* PROBLEM
Gather up every line from the entries below that uses the word "structured".

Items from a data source
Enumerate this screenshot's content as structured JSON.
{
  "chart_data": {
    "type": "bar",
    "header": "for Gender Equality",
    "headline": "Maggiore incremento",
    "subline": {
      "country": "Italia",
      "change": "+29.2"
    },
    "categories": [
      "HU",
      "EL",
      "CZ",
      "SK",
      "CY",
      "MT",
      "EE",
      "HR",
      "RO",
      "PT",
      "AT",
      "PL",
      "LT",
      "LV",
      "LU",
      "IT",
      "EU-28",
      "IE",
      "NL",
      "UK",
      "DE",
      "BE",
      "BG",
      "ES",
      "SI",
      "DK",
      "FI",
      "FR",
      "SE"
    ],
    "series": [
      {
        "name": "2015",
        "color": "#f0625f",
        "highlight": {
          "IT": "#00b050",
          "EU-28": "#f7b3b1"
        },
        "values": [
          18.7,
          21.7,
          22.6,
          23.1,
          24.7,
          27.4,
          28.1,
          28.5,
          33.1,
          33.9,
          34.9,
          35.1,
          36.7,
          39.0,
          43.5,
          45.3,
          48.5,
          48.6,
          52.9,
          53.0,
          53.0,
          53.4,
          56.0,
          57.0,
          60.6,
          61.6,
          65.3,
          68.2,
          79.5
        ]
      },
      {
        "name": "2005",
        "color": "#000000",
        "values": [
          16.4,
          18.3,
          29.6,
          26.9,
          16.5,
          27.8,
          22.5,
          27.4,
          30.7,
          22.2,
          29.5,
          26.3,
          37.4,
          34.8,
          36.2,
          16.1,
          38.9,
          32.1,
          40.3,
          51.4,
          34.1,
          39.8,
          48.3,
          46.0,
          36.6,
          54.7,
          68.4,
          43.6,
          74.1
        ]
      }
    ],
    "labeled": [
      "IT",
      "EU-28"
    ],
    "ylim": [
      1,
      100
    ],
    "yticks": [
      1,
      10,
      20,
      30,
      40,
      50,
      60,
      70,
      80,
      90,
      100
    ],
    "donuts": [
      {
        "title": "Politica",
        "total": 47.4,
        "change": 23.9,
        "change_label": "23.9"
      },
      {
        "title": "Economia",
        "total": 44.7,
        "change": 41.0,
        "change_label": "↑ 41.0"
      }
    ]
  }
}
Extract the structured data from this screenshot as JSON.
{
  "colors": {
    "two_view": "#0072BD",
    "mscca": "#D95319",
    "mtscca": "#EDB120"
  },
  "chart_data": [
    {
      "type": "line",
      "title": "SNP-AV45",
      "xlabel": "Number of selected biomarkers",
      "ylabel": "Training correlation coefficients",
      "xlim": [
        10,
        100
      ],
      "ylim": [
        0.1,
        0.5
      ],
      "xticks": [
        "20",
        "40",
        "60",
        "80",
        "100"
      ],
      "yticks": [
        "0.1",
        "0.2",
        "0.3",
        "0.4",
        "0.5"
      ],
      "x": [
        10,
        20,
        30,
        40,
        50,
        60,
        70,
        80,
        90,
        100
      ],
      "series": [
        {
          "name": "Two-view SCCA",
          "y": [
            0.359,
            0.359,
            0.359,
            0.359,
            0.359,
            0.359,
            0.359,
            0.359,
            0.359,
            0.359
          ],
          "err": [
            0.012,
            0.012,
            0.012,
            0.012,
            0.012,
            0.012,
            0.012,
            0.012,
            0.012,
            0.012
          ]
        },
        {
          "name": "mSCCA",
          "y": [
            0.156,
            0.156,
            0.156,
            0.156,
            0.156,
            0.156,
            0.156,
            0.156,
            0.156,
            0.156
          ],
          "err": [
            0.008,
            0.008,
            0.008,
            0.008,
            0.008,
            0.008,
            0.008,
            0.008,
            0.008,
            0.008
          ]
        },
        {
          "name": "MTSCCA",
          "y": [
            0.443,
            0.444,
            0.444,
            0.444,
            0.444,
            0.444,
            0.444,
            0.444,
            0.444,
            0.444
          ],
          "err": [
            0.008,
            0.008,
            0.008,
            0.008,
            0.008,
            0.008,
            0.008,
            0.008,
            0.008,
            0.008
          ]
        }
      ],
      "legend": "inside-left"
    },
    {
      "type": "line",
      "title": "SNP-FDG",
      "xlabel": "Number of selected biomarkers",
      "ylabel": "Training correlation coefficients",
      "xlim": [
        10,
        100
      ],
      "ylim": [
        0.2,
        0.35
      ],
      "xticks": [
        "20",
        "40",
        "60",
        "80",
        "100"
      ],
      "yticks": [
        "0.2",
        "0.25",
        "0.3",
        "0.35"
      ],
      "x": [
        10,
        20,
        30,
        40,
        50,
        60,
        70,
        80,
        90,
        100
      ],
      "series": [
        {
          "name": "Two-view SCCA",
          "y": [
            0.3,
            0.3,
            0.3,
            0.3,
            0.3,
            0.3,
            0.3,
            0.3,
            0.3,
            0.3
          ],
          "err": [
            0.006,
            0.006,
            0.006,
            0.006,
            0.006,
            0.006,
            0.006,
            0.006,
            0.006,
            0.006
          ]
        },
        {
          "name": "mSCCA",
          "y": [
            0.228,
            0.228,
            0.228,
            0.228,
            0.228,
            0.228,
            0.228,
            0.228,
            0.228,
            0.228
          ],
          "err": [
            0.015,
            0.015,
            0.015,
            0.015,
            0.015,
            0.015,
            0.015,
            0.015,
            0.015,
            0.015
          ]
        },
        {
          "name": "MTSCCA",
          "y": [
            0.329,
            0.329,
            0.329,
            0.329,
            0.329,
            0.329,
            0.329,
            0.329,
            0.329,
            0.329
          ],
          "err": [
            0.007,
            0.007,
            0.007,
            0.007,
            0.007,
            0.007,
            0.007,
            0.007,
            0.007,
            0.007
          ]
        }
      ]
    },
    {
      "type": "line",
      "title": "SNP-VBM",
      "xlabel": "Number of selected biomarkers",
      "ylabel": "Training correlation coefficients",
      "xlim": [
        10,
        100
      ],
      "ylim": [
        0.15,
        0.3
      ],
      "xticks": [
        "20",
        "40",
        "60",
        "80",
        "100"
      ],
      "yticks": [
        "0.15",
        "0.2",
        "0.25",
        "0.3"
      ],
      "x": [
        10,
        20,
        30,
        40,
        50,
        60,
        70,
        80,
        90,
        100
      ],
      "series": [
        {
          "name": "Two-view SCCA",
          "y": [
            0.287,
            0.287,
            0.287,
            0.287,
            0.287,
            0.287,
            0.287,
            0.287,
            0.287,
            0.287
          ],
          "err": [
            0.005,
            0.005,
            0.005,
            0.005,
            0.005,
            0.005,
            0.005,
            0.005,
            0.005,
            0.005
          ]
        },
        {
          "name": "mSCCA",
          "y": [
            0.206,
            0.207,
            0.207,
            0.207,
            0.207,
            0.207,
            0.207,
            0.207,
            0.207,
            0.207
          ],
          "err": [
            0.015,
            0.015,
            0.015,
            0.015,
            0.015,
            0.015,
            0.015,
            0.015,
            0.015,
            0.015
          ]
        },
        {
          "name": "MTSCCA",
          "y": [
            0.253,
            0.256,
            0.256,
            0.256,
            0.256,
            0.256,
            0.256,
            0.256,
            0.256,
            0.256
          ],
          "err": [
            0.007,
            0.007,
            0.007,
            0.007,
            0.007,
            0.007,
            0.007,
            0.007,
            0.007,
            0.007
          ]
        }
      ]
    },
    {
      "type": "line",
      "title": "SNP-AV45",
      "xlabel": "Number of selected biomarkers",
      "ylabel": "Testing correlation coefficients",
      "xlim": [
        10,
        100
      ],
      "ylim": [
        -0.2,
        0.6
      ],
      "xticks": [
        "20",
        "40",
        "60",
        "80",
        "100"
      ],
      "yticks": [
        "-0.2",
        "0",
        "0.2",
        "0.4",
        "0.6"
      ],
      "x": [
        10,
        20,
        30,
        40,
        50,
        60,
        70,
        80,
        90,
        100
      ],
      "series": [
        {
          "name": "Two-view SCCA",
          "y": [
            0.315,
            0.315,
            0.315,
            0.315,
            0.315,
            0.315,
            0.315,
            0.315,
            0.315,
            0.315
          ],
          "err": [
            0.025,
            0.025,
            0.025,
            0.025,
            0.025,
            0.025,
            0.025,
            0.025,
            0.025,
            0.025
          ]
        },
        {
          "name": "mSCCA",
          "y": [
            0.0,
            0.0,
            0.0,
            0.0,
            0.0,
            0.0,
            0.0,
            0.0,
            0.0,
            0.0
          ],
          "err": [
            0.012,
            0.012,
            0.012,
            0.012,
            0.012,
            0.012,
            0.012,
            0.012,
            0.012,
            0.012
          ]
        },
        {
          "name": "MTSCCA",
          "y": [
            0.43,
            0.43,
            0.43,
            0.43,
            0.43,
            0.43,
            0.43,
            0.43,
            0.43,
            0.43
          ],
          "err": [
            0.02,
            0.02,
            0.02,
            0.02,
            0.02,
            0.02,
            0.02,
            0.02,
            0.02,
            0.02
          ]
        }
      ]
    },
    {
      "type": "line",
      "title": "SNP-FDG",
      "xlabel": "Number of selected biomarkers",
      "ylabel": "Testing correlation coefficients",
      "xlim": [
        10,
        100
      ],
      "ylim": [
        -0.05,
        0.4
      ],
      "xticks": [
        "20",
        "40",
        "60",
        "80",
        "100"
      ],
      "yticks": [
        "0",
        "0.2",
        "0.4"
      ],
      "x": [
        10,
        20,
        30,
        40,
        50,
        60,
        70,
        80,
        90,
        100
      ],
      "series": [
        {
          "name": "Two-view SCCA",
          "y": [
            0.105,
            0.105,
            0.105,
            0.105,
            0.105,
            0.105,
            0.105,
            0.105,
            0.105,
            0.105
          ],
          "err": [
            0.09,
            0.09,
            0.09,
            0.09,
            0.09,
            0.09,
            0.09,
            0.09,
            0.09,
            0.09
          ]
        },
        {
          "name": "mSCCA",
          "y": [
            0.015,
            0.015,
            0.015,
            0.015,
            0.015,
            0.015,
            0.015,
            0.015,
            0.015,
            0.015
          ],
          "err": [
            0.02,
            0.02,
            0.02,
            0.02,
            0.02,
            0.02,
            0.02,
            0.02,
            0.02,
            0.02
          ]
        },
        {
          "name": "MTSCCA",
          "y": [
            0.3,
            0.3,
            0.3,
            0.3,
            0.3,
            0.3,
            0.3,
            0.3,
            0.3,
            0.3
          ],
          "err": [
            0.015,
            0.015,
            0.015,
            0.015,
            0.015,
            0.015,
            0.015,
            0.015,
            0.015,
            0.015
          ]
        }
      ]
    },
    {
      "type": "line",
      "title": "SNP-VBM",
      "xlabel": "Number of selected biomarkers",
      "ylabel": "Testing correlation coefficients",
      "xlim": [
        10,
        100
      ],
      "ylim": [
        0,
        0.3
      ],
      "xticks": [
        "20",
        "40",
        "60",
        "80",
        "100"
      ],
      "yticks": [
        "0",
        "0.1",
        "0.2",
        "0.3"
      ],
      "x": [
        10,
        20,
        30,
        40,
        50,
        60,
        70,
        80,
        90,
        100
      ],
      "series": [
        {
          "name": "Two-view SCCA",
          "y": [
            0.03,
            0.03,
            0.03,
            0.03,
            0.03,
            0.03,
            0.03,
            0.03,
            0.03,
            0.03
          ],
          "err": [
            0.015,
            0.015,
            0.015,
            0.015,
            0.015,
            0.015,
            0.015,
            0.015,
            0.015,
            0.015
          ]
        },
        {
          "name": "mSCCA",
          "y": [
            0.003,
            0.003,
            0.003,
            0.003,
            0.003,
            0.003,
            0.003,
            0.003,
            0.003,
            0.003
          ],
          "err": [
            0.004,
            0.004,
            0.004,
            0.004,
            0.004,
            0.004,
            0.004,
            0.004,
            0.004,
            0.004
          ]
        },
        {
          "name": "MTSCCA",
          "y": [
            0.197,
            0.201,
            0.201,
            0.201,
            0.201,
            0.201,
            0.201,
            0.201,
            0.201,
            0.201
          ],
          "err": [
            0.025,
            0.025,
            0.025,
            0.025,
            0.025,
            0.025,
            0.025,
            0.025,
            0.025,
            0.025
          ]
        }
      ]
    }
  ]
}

* RESULT OF THIS TASK
Enumerate this screenshot's content as structured JSON.
Extract the structured data from this screenshot as JSON.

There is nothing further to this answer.